**Work to be completed:**
Locate all lines with the word "Output" and copy them out.

===============

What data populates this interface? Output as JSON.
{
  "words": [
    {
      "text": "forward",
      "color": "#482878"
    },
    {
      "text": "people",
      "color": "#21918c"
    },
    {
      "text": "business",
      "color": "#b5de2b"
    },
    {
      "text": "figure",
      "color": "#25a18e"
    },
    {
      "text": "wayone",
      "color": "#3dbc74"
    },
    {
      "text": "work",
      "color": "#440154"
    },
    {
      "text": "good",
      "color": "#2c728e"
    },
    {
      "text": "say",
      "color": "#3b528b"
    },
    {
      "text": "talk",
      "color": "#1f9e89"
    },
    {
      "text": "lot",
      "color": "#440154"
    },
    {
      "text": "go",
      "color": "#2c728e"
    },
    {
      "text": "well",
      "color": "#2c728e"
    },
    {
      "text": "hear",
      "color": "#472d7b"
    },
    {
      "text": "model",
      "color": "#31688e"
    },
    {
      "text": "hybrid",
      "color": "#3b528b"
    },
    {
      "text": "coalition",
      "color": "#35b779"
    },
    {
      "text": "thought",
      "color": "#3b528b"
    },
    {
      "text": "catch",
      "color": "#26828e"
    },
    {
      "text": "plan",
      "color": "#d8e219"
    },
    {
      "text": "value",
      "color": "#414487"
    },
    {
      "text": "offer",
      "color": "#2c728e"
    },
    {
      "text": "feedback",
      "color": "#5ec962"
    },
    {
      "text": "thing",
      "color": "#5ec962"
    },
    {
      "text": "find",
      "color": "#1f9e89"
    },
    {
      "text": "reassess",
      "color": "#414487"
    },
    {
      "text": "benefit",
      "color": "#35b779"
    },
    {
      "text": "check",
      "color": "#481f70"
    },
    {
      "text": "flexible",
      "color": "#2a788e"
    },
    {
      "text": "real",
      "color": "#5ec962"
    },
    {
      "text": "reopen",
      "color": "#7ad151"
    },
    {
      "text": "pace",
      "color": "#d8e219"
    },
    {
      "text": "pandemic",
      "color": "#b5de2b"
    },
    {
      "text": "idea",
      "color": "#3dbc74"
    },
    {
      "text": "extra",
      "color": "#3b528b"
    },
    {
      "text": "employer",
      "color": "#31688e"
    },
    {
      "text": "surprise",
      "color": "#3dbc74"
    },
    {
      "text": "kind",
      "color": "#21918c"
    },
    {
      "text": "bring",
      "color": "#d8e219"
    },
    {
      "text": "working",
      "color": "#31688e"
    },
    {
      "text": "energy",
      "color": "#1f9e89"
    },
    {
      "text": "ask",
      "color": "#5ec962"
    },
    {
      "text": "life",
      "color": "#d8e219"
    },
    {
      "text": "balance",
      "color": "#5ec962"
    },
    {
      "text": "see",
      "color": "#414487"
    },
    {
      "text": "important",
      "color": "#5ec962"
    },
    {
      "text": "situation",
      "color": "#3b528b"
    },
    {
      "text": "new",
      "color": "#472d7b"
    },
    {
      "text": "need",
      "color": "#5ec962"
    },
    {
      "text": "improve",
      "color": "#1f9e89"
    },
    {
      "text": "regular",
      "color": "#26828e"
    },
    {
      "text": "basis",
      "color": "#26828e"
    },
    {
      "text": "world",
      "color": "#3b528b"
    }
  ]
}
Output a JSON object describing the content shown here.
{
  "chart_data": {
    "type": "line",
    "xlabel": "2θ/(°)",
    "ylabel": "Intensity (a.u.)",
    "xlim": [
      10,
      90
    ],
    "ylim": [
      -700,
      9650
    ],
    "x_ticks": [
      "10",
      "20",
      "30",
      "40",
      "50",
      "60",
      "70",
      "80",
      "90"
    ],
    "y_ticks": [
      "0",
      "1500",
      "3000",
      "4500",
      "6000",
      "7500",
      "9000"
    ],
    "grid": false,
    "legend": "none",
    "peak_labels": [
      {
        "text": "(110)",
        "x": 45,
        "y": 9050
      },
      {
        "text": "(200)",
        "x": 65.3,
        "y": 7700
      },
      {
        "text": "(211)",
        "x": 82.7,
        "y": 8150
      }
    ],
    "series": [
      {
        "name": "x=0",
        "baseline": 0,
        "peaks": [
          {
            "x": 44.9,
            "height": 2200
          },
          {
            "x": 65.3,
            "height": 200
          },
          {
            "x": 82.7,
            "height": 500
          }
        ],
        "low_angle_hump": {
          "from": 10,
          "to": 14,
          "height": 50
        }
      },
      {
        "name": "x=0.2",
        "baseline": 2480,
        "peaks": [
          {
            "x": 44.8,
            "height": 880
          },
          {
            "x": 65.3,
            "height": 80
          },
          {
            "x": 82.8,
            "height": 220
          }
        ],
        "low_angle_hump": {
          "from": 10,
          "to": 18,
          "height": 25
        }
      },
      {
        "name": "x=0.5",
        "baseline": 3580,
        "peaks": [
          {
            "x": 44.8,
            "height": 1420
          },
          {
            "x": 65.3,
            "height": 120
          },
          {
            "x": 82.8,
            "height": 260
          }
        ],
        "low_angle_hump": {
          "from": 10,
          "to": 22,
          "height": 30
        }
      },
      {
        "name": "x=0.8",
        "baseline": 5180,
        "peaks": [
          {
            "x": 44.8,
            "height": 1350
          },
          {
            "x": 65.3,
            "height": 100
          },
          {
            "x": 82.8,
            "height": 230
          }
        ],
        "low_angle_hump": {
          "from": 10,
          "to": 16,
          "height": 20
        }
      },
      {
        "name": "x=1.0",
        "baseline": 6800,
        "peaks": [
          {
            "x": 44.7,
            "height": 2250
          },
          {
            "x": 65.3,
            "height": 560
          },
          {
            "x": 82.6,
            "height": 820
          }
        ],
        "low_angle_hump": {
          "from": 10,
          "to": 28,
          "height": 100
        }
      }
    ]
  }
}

===============

**Written solution:**
What data populates this interface? Output as JSON.
Output a JSON object describing the content shown here.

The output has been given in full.